**Problem requirements**. Output solely the number of lines containing the string "mean".

**Information shown**.
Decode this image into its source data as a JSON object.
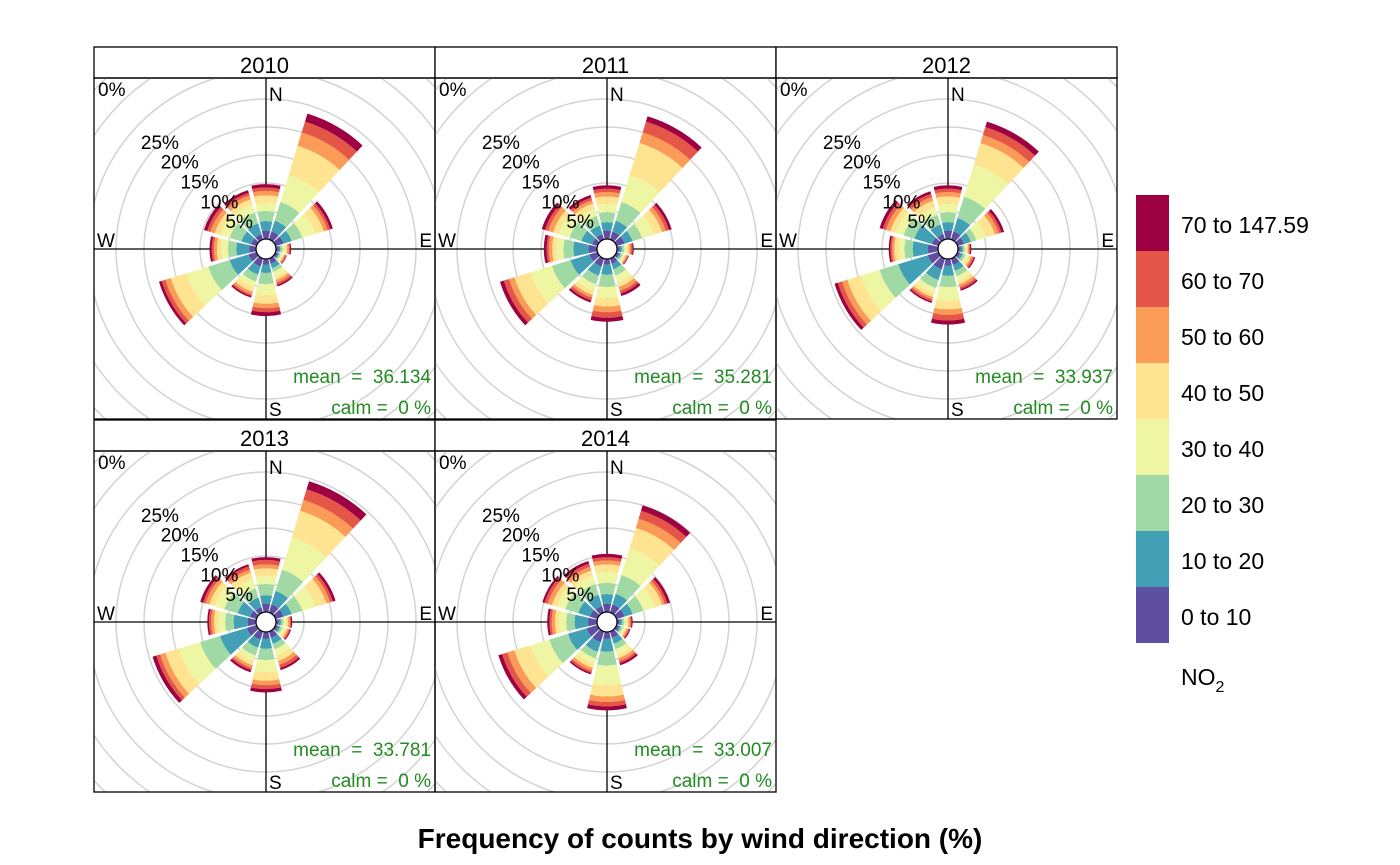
{
  "chart_data": {
    "type": "polar-stacked-bar",
    "title": "",
    "xlabel": "Frequency of counts by wind direction (%)",
    "radial_axis": {
      "unit": "%",
      "ticks": [
        0,
        5,
        10,
        15,
        20,
        25
      ],
      "tick_labels": [
        "0%",
        "5%",
        "10%",
        "15%",
        "20%",
        "25%"
      ],
      "max": 30
    },
    "directions": [
      0,
      30,
      60,
      90,
      120,
      150,
      180,
      210,
      240,
      270,
      300,
      330
    ],
    "compass_labels": {
      "n": "N",
      "e": "E",
      "s": "S",
      "w": "W"
    },
    "legend": {
      "title_main": "NO",
      "title_sub": "2",
      "placement": "right",
      "bins": [
        {
          "label": "70 to 147.59",
          "color": "#9e0142"
        },
        {
          "label": "60 to 70",
          "color": "#e55649"
        },
        {
          "label": "50 to 60",
          "color": "#fa9c58"
        },
        {
          "label": "40 to 50",
          "color": "#fee391"
        },
        {
          "label": "30 to 40",
          "color": "#eef5a3"
        },
        {
          "label": "20 to 30",
          "color": "#a0d9a3"
        },
        {
          "label": "10 to 20",
          "color": "#41a0b5"
        },
        {
          "label": "0 to 10",
          "color": "#5e4fa2"
        }
      ]
    },
    "annotation_color": "#228b22",
    "grid": true,
    "panels": [
      {
        "title": "2010",
        "mean_text": "mean  =  36.134",
        "calm_text": "calm =  0 %",
        "cumulative": [
          [
            1.5,
            3.2,
            5.0,
            6.5,
            7.8,
            8.6,
            9.2,
            9.8
          ],
          [
            1.5,
            3.5,
            7.0,
            12.0,
            17.5,
            20.0,
            22.0,
            23.5
          ],
          [
            1.5,
            3.0,
            5.0,
            7.5,
            9.0,
            9.7,
            10.2,
            10.7
          ],
          [
            0.5,
            0.8,
            1.2,
            1.6,
            2.0,
            2.3,
            2.5,
            2.7
          ],
          [
            0.5,
            0.7,
            1.0,
            1.3,
            1.6,
            1.8,
            2.0,
            2.1
          ],
          [
            1.0,
            1.8,
            2.5,
            3.3,
            4.0,
            4.5,
            4.9,
            5.2
          ],
          [
            1.0,
            2.5,
            4.5,
            6.5,
            8.0,
            8.8,
            9.5,
            10.2
          ],
          [
            1.5,
            3.0,
            4.3,
            5.3,
            6.2,
            6.7,
            7.0,
            7.3
          ],
          [
            1.5,
            5.0,
            9.0,
            13.0,
            16.0,
            17.0,
            17.7,
            18.2
          ],
          [
            1.2,
            3.5,
            5.0,
            6.2,
            7.0,
            7.5,
            7.9,
            8.3
          ],
          [
            1.0,
            2.8,
            5.0,
            6.7,
            7.8,
            8.6,
            9.2,
            9.8
          ],
          [
            1.0,
            3.0,
            5.0,
            6.5,
            7.5,
            8.2,
            8.7,
            9.2
          ]
        ]
      },
      {
        "title": "2011",
        "mean_text": "mean  =  35.281",
        "calm_text": "calm =  0 %",
        "cumulative": [
          [
            1.5,
            3.0,
            4.8,
            6.3,
            7.6,
            8.4,
            9.0,
            9.6
          ],
          [
            1.5,
            3.5,
            7.0,
            12.0,
            18.0,
            20.0,
            22.0,
            23.0
          ],
          [
            1.5,
            3.0,
            4.8,
            7.0,
            8.5,
            9.2,
            9.8,
            10.3
          ],
          [
            0.5,
            0.9,
            1.3,
            1.8,
            2.2,
            2.5,
            2.8,
            3.0
          ],
          [
            0.5,
            0.8,
            1.2,
            1.5,
            1.8,
            2.0,
            2.2,
            2.3
          ],
          [
            1.0,
            2.0,
            3.2,
            4.5,
            5.3,
            6.0,
            6.5,
            7.0
          ],
          [
            1.0,
            2.8,
            5.0,
            7.0,
            8.5,
            9.5,
            10.5,
            11.2
          ],
          [
            1.5,
            3.2,
            4.8,
            6.0,
            6.8,
            7.3,
            7.8,
            8.2
          ],
          [
            1.5,
            5.0,
            8.5,
            12.5,
            15.5,
            16.5,
            17.5,
            18.2
          ],
          [
            1.5,
            4.2,
            6.0,
            7.3,
            8.0,
            8.6,
            9.0,
            9.5
          ],
          [
            1.0,
            3.0,
            5.2,
            7.2,
            8.3,
            9.2,
            9.8,
            10.4
          ],
          [
            1.0,
            2.6,
            4.4,
            5.7,
            6.7,
            7.3,
            7.8,
            8.3
          ]
        ]
      },
      {
        "title": "2012",
        "mean_text": "mean  =  33.937",
        "calm_text": "calm =  0 %",
        "cumulative": [
          [
            1.5,
            3.0,
            4.8,
            6.3,
            7.6,
            8.4,
            9.0,
            9.6
          ],
          [
            1.5,
            4.0,
            8.0,
            14.0,
            18.0,
            19.5,
            21.0,
            22.0
          ],
          [
            1.2,
            2.5,
            3.5,
            5.3,
            7.0,
            7.7,
            8.2,
            8.7
          ],
          [
            0.5,
            0.9,
            1.2,
            1.5,
            1.8,
            2.0,
            2.2,
            2.4
          ],
          [
            0.5,
            1.0,
            1.5,
            2.0,
            2.5,
            2.8,
            3.1,
            3.3
          ],
          [
            1.2,
            2.3,
            3.3,
            4.2,
            4.8,
            5.3,
            5.7,
            6.0
          ],
          [
            1.2,
            3.0,
            5.0,
            7.5,
            9.0,
            10.0,
            11.0,
            11.7
          ],
          [
            2.0,
            4.0,
            5.5,
            6.5,
            7.2,
            7.6,
            8.0,
            8.3
          ],
          [
            2.0,
            7.5,
            11.0,
            14.5,
            17.0,
            18.0,
            18.8,
            19.4
          ],
          [
            1.8,
            4.5,
            6.0,
            7.0,
            7.8,
            8.2,
            8.5,
            8.8
          ],
          [
            1.2,
            4.5,
            6.5,
            8.0,
            9.0,
            9.8,
            10.4,
            11.0
          ],
          [
            1.0,
            2.8,
            4.6,
            6.0,
            7.2,
            7.9,
            8.5,
            9.0
          ]
        ]
      },
      {
        "title": "2013",
        "mean_text": "mean  =  33.781",
        "calm_text": "calm =  0 %",
        "cumulative": [
          [
            1.5,
            3.0,
            5.0,
            6.5,
            7.8,
            8.5,
            9.3,
            9.8
          ],
          [
            1.5,
            4.0,
            8.0,
            14.0,
            19.0,
            21.0,
            23.0,
            24.5
          ],
          [
            1.5,
            3.0,
            5.0,
            7.5,
            9.5,
            10.2,
            10.7,
            11.2
          ],
          [
            0.5,
            0.9,
            1.3,
            1.8,
            2.2,
            2.5,
            2.7,
            2.9
          ],
          [
            0.5,
            0.9,
            1.3,
            1.8,
            2.2,
            2.5,
            2.7,
            2.9
          ],
          [
            1.2,
            2.3,
            3.3,
            4.5,
            5.5,
            6.2,
            6.8,
            7.2
          ],
          [
            1.2,
            3.0,
            5.0,
            7.2,
            8.7,
            9.5,
            10.2,
            10.8
          ],
          [
            1.5,
            3.0,
            4.5,
            5.5,
            6.3,
            6.8,
            7.2,
            7.6
          ],
          [
            1.8,
            6.8,
            10.5,
            14.5,
            17.0,
            18.0,
            18.7,
            19.4
          ],
          [
            1.5,
            4.0,
            5.5,
            6.8,
            7.5,
            8.0,
            8.4,
            8.7
          ],
          [
            1.2,
            3.5,
            6.0,
            7.8,
            8.8,
            9.5,
            10.0,
            10.5
          ],
          [
            1.0,
            2.8,
            4.5,
            6.2,
            7.4,
            8.0,
            8.6,
            9.0
          ]
        ]
      },
      {
        "title": "2014",
        "mean_text": "mean  =  33.007",
        "calm_text": "calm =  0 %",
        "cumulative": [
          [
            1.5,
            3.2,
            5.2,
            7.2,
            8.5,
            9.2,
            9.8,
            10.4
          ],
          [
            1.5,
            3.5,
            7.0,
            12.0,
            15.8,
            17.5,
            19.0,
            20.0
          ],
          [
            1.5,
            3.0,
            5.0,
            7.2,
            8.5,
            9.0,
            9.5,
            10.0
          ],
          [
            0.5,
            0.9,
            1.3,
            1.7,
            2.1,
            2.4,
            2.6,
            2.8
          ],
          [
            0.5,
            0.8,
            1.2,
            1.6,
            1.9,
            2.2,
            2.4,
            2.6
          ],
          [
            1.2,
            2.3,
            3.3,
            4.3,
            5.0,
            5.5,
            5.9,
            6.3
          ],
          [
            1.2,
            3.5,
            6.0,
            9.5,
            11.5,
            12.5,
            13.3,
            14.0
          ],
          [
            2.0,
            3.8,
            5.0,
            6.0,
            6.8,
            7.3,
            7.7,
            8.0
          ],
          [
            2.0,
            5.5,
            9.0,
            12.5,
            15.5,
            16.8,
            17.8,
            18.5
          ],
          [
            1.6,
            4.0,
            5.5,
            6.8,
            7.5,
            8.1,
            8.5,
            8.9
          ],
          [
            1.4,
            3.6,
            6.0,
            7.5,
            8.5,
            9.3,
            9.9,
            10.3
          ],
          [
            1.2,
            3.3,
            5.3,
            6.8,
            7.8,
            8.5,
            9.1,
            9.6
          ]
        ]
      }
    ]
  }
}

**The response**. 5